● **PROMPT**: The entries below contain pictures. Retype everything except those pictures, exactly as given.

(Dataset items)
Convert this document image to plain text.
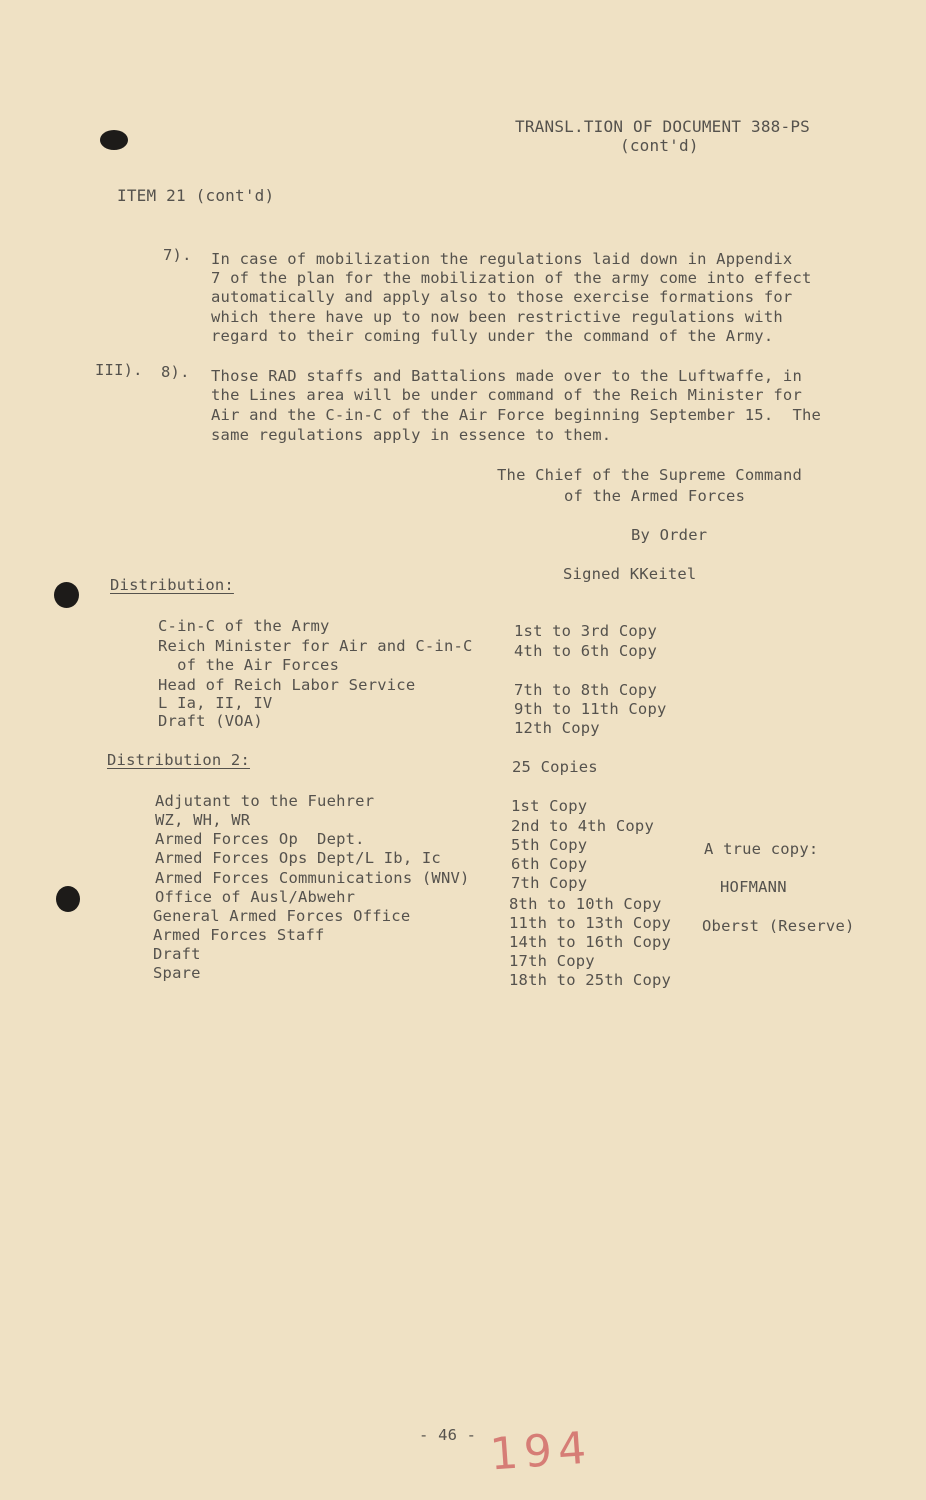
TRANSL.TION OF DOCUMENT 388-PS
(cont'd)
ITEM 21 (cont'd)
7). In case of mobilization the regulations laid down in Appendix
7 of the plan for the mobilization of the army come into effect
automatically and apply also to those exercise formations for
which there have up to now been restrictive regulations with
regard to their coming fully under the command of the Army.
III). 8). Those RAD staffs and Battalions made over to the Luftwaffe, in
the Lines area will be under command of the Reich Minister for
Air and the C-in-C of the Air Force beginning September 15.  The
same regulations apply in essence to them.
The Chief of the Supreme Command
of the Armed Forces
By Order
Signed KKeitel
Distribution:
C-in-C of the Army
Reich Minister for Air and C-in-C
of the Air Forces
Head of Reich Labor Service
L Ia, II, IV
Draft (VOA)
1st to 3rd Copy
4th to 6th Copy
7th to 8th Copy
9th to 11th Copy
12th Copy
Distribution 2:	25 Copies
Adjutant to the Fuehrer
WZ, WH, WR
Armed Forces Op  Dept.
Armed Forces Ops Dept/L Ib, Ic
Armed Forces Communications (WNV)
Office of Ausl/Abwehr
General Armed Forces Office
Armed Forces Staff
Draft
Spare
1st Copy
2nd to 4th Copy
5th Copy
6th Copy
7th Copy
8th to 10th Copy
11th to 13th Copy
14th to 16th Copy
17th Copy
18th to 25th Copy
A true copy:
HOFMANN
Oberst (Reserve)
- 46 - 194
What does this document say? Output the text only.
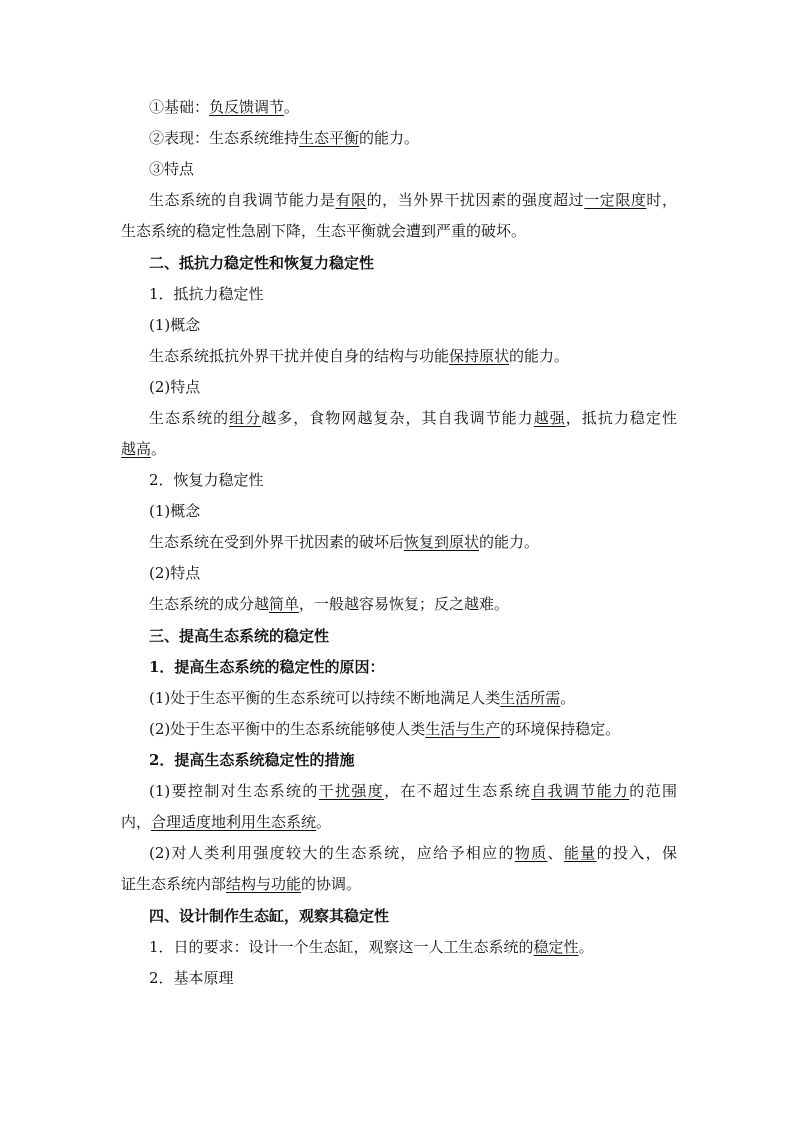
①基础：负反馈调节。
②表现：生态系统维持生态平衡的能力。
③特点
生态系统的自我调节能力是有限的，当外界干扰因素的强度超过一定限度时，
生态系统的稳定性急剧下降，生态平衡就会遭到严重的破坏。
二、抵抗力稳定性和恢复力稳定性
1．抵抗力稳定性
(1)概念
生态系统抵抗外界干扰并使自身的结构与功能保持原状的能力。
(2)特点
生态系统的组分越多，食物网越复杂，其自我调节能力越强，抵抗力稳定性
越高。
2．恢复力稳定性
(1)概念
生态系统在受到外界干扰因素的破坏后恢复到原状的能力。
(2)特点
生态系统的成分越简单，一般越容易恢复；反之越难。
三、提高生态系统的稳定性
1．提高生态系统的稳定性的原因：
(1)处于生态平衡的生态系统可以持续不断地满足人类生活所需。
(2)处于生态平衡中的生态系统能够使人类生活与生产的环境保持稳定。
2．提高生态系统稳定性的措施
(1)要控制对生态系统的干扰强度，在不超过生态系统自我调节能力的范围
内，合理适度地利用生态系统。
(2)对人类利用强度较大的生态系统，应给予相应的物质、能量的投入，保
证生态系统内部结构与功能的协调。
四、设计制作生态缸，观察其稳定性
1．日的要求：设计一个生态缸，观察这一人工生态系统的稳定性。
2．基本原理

● **ANSWER TO THE TASK**:
Convert this document image to plain text.
TRANSL.TION OF DOCUMENT 388-PS
(cont'd)
ITEM 21 (cont'd)
7). In case of mobilization the regulations laid down in Appendix
7 of the plan for the mobilization of the army come into effect
automatically and apply also to those exercise formations for
which there have up to now been restrictive regulations with
regard to their coming fully under the command of the Army.
III). 8). Those RAD staffs and Battalions made over to the Luftwaffe, in
the Lines area will be under command of the Reich Minister for
Air and the C-in-C of the Air Force beginning September 15.  The
same regulations apply in essence to them.
The Chief of the Supreme Command
of the Armed Forces
By Order
Signed KKeitel
Distribution:
C-in-C of the Army
Reich Minister for Air and C-in-C
of the Air Forces
Head of Reich Labor Service
L Ia, II, IV
Draft (VOA)
1st to 3rd Copy
4th to 6th Copy
7th to 8th Copy
9th to 11th Copy
12th Copy
Distribution 2:	25 Copies
Adjutant to the Fuehrer
WZ, WH, WR
Armed Forces Op  Dept.
Armed Forces Ops Dept/L Ib, Ic
Armed Forces Communications (WNV)
Office of Ausl/Abwehr
General Armed Forces Office
Armed Forces Staff
Draft
Spare
1st Copy
2nd to 4th Copy
5th Copy
6th Copy
7th Copy
8th to 10th Copy
11th to 13th Copy
14th to 16th Copy
17th Copy
18th to 25th Copy
A true copy:
HOFMANN
Oberst (Reserve)
- 46 - 194
What does this document say? Output the text only.
①基础：负反馈调节。
②表现：生态系统维持生态平衡的能力。
③特点
生态系统的自我调节能力是有限的，当外界干扰因素的强度超过一定限度时，
生态系统的稳定性急剧下降，生态平衡就会遭到严重的破坏。
二、抵抗力稳定性和恢复力稳定性
1．抵抗力稳定性
(1)概念
生态系统抵抗外界干扰并使自身的结构与功能保持原状的能力。
(2)特点
生态系统的组分越多，食物网越复杂，其自我调节能力越强，抵抗力稳定性
越高。
2．恢复力稳定性
(1)概念
生态系统在受到外界干扰因素的破坏后恢复到原状的能力。
(2)特点
生态系统的成分越简单，一般越容易恢复；反之越难。
三、提高生态系统的稳定性
1．提高生态系统的稳定性的原因：
(1)处于生态平衡的生态系统可以持续不断地满足人类生活所需。
(2)处于生态平衡中的生态系统能够使人类生活与生产的环境保持稳定。
2．提高生态系统稳定性的措施
(1)要控制对生态系统的干扰强度，在不超过生态系统自我调节能力的范围
内，合理适度地利用生态系统。
(2)对人类利用强度较大的生态系统，应给予相应的物质、能量的投入，保
证生态系统内部结构与功能的协调。
四、设计制作生态缸，观察其稳定性
1．日的要求：设计一个生态缸，观察这一人工生态系统的稳定性。
2．基本原理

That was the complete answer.